Copy out verbatim the part of the records that opens with the line containing "file-row[interactable]: Pop 31" and closes with the line containing "crate-row[interactable]: All Videos...", both lines included.

(Boxed element entries)
════════════════

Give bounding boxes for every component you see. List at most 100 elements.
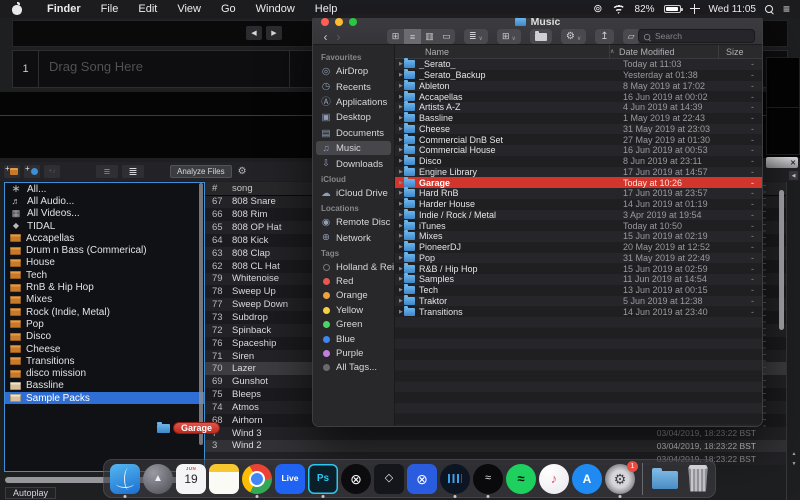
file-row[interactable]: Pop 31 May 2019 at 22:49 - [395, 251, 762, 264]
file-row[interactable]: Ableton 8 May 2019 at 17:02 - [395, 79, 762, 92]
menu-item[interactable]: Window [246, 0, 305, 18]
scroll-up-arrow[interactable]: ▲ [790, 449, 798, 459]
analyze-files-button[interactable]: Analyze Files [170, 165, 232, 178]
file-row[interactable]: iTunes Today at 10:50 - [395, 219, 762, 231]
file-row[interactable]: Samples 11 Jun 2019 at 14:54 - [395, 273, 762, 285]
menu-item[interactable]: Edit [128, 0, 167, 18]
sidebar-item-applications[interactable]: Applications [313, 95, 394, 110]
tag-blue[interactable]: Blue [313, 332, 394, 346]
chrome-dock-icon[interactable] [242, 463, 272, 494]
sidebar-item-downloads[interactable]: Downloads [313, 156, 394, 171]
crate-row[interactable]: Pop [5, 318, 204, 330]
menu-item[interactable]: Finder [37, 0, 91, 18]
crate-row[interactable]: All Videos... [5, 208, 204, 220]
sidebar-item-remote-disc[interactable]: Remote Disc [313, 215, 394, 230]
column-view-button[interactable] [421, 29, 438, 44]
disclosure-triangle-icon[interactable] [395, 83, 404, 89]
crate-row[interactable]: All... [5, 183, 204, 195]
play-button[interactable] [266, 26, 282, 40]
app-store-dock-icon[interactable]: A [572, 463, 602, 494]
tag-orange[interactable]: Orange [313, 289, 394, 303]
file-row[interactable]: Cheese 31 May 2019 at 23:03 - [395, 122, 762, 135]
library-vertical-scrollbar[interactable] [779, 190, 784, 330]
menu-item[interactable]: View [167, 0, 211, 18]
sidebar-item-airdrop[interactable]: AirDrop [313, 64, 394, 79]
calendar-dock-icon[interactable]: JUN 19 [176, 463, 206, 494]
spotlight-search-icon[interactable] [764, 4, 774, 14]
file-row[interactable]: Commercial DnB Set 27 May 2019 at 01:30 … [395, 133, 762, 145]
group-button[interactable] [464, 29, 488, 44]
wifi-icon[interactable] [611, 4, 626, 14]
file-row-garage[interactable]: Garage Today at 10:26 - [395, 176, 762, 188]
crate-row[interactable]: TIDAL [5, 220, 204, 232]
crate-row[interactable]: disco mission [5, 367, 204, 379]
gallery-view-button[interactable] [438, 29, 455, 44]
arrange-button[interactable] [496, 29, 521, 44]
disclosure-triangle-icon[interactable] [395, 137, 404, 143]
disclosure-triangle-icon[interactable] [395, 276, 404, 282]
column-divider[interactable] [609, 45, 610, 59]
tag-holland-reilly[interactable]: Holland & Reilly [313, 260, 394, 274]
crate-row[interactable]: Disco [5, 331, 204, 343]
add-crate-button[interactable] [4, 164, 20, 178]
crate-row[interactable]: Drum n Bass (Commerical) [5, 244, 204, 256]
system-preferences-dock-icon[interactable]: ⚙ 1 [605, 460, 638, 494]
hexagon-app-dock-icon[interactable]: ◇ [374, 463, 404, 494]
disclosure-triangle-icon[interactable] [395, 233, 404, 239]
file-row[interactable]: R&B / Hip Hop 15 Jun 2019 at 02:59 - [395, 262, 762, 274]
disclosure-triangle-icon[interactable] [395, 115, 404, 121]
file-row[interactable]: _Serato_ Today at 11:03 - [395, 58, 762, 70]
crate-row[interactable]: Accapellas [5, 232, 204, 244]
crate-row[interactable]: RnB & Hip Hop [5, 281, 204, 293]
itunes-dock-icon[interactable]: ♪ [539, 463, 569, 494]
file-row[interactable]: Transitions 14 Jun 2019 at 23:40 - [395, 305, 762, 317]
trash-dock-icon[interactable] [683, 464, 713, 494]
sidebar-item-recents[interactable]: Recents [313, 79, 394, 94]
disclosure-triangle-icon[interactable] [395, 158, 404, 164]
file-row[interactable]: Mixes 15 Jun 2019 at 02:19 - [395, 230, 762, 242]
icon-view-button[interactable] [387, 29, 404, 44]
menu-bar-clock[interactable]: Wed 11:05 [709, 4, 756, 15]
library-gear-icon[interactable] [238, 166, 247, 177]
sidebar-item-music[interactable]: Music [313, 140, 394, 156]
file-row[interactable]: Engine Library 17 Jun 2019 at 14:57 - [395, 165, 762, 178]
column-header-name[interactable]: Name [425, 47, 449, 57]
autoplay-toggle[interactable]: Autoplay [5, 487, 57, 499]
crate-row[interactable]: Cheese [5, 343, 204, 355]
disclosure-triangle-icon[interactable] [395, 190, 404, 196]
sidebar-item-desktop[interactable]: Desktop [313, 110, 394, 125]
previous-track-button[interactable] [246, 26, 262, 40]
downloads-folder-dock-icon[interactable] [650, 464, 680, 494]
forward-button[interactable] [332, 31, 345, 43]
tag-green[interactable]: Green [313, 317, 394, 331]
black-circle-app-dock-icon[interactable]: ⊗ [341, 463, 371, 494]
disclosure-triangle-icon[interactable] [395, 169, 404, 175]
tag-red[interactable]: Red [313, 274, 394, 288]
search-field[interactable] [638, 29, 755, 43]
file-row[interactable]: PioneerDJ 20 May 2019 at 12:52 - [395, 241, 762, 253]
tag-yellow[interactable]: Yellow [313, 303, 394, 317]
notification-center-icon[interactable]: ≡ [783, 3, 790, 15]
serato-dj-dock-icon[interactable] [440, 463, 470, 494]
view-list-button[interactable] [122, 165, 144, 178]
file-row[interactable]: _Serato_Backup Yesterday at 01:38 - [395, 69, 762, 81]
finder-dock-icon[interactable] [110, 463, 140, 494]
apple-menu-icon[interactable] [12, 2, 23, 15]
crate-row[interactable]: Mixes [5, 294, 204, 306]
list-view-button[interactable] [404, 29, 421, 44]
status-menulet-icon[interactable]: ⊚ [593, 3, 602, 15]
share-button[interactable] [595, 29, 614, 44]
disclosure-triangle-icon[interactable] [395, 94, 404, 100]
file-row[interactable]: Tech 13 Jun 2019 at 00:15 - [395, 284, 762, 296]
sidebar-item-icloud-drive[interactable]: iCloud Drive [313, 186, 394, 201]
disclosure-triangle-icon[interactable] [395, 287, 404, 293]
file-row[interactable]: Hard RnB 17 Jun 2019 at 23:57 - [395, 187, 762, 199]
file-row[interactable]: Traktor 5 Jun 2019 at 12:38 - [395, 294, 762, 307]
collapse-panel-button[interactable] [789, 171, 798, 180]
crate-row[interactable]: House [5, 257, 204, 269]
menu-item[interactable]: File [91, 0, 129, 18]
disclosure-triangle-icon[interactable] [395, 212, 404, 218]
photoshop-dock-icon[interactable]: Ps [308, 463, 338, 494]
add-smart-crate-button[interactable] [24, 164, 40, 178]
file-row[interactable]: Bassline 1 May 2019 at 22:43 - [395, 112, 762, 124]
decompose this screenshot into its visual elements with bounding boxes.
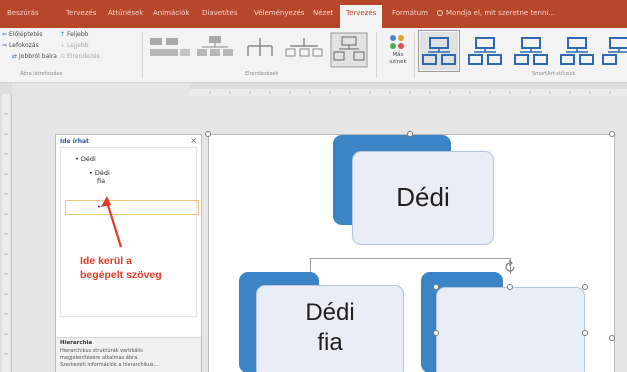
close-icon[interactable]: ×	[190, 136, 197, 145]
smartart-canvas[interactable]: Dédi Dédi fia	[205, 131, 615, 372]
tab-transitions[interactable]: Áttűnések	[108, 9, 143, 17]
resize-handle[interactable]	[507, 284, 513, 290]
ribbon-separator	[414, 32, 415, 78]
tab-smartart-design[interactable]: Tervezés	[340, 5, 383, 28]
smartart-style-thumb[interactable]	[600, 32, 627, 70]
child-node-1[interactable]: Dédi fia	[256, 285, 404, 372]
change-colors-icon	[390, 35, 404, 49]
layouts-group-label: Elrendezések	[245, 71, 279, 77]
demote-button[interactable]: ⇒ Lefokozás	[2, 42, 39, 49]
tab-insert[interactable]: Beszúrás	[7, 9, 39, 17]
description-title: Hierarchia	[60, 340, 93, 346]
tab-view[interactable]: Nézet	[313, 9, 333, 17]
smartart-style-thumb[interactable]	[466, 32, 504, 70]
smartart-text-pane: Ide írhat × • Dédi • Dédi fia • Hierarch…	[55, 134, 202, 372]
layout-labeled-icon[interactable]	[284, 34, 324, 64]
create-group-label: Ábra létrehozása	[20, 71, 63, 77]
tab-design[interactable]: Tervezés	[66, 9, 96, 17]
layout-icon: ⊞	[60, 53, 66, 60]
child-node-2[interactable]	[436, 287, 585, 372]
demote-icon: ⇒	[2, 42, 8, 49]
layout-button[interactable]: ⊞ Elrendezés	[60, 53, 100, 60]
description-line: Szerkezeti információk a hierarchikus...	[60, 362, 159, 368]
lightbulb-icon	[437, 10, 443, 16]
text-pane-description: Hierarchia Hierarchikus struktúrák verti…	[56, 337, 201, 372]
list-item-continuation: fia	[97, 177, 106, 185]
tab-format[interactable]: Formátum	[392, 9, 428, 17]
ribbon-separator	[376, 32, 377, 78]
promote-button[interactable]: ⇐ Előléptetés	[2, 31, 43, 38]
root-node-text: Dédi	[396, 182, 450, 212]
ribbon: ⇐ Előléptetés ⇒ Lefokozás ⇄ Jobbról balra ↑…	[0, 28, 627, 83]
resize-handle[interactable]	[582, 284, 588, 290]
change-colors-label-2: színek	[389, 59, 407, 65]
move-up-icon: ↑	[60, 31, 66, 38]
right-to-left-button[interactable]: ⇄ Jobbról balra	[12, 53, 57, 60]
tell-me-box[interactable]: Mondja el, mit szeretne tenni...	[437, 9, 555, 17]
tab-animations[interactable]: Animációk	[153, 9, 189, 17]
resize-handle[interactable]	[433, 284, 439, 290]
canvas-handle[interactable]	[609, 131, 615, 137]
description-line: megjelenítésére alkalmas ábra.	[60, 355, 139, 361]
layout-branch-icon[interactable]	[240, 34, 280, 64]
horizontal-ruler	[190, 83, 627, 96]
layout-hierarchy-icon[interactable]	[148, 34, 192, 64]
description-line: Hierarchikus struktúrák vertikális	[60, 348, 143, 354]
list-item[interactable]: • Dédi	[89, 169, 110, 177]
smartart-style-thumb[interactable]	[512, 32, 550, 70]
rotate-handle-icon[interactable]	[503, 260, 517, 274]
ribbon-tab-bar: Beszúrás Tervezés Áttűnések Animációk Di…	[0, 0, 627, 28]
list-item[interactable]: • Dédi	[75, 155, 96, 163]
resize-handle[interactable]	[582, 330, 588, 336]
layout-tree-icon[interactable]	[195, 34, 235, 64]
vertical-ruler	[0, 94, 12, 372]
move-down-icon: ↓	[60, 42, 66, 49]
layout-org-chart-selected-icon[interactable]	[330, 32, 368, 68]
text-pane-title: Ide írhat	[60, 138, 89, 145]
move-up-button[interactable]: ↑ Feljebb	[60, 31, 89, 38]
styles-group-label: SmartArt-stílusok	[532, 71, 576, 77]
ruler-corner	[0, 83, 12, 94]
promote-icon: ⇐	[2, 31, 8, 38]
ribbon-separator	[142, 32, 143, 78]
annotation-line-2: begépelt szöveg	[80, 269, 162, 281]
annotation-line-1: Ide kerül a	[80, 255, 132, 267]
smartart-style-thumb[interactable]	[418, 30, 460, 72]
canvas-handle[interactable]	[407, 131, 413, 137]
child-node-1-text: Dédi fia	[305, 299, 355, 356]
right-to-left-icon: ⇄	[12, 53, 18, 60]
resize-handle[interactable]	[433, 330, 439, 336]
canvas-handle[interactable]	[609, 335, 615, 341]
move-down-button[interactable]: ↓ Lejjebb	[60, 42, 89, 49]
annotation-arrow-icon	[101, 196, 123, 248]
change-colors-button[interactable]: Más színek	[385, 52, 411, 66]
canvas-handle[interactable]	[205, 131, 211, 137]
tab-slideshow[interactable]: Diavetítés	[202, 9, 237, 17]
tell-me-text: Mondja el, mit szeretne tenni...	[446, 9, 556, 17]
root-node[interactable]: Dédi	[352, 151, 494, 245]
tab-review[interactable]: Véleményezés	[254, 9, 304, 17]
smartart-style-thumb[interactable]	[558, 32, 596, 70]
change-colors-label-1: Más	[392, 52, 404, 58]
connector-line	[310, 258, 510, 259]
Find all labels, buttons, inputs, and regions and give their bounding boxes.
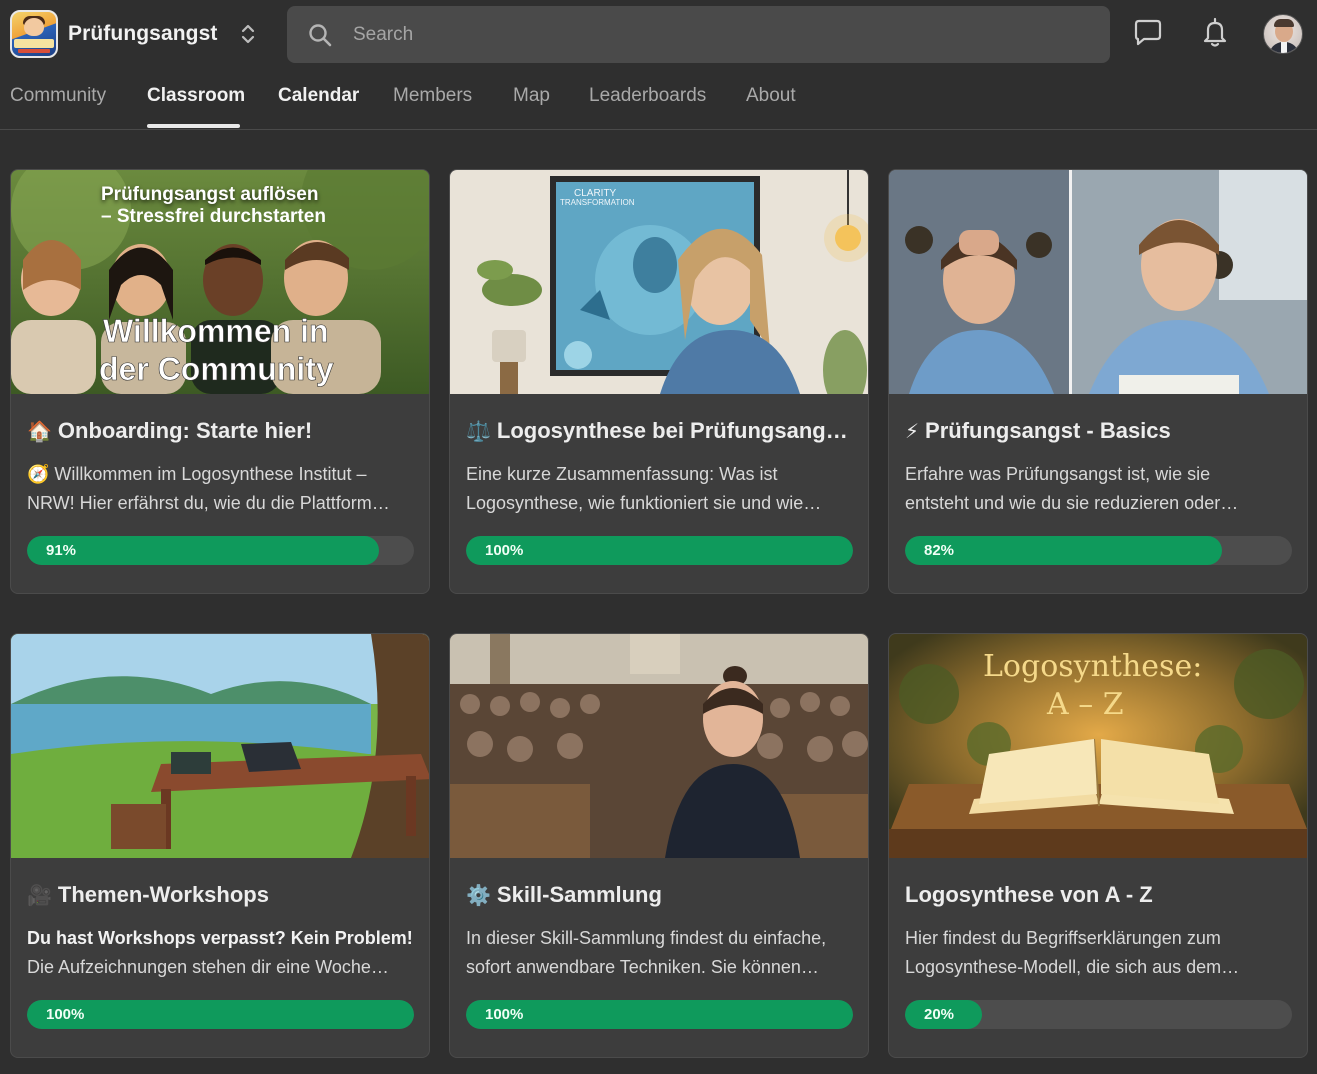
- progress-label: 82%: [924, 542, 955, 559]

════════════════

Response below >>
file-row[interactable]: Pop 31 May 2019 at 22:49 - [395, 251, 762, 264]
file-row[interactable]: Ableton 8 May 2019 at 17:02 - [395, 79, 762, 92]
menu-item[interactable]: Window [246, 0, 305, 18]
scroll-up-arrow[interactable]: ▲ [790, 449, 798, 459]
analyze-files-button[interactable]: Analyze Files [170, 165, 232, 178]
file-row[interactable]: iTunes Today at 10:50 - [395, 219, 762, 231]
file-row[interactable]: Samples 11 Jun 2019 at 14:54 - [395, 273, 762, 285]
menu-item[interactable]: Edit [128, 0, 167, 18]
sidebar-item-applications[interactable]: Applications [313, 95, 394, 110]
tag-blue[interactable]: Blue [313, 332, 394, 346]
chrome-dock-icon[interactable] [242, 463, 272, 494]
sidebar-item-downloads[interactable]: Downloads [313, 156, 394, 171]
crate-row[interactable]: Pop [5, 318, 204, 330]
menu-item[interactable]: Finder [37, 0, 91, 18]
crate-row[interactable]: All Videos... [5, 208, 204, 220]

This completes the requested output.